[Do this]
Write down every entry below once more, exactly.

[Saved data entries]
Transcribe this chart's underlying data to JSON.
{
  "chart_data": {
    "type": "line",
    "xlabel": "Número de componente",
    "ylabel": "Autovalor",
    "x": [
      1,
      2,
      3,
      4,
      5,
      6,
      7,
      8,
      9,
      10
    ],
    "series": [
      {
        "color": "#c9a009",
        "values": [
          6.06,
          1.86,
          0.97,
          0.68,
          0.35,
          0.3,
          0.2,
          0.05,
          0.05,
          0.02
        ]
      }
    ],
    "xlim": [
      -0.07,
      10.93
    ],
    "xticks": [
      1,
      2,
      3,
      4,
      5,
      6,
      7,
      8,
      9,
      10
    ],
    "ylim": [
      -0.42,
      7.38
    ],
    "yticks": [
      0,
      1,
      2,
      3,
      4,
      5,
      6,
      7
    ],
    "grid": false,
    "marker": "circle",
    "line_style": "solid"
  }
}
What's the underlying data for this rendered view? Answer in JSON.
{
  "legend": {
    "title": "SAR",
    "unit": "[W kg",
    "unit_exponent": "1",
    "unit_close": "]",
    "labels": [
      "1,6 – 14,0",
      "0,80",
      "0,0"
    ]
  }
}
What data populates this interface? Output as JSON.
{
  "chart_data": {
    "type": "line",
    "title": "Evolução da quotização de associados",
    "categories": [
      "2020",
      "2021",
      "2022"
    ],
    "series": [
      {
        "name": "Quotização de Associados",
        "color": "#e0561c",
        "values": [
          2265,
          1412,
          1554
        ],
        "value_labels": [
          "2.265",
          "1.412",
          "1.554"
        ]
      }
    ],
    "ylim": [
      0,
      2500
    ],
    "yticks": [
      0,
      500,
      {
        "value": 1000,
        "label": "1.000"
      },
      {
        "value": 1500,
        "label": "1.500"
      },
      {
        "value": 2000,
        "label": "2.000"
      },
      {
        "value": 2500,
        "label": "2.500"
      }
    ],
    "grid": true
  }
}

[Output for this exercise]
Transcribe this chart's underlying data to JSON.
{
  "chart_data": {
    "type": "line",
    "xlabel": "Número de componente",
    "ylabel": "Autovalor",
    "x": [
      1,
      2,
      3,
      4,
      5,
      6,
      7,
      8,
      9,
      10
    ],
    "series": [
      {
        "color": "#c9a009",
        "values": [
          6.06,
          1.86,
          0.97,
          0.68,
          0.35,
          0.3,
          0.2,
          0.05,
          0.05,
          0.02
        ]
      }
    ],
    "xlim": [
      -0.07,
      10.93
    ],
    "xticks": [
      1,
      2,
      3,
      4,
      5,
      6,
      7,
      8,
      9,
      10
    ],
    "ylim": [
      -0.42,
      7.38
    ],
    "yticks": [
      0,
      1,
      2,
      3,
      4,
      5,
      6,
      7
    ],
    "grid": false,
    "marker": "circle",
    "line_style": "solid"
  }
}
What's the underlying data for this rendered view? Answer in JSON.
{
  "legend": {
    "title": "SAR",
    "unit": "[W kg",
    "unit_exponent": "1",
    "unit_close": "]",
    "labels": [
      "1,6 – 14,0",
      "0,80",
      "0,0"
    ]
  }
}
What data populates this interface? Output as JSON.
{
  "chart_data": {
    "type": "line",
    "title": "Evolução da quotização de associados",
    "categories": [
      "2020",
      "2021",
      "2022"
    ],
    "series": [
      {
        "name": "Quotização de Associados",
        "color": "#e0561c",
        "values": [
          2265,
          1412,
          1554
        ],
        "value_labels": [
          "2.265",
          "1.412",
          "1.554"
        ]
      }
    ],
    "ylim": [
      0,
      2500
    ],
    "yticks": [
      0,
      500,
      {
        "value": 1000,
        "label": "1.000"
      },
      {
        "value": 1500,
        "label": "1.500"
      },
      {
        "value": 2000,
        "label": "2.000"
      },
      {
        "value": 2500,
        "label": "2.500"
      }
    ],
    "grid": true
  }
}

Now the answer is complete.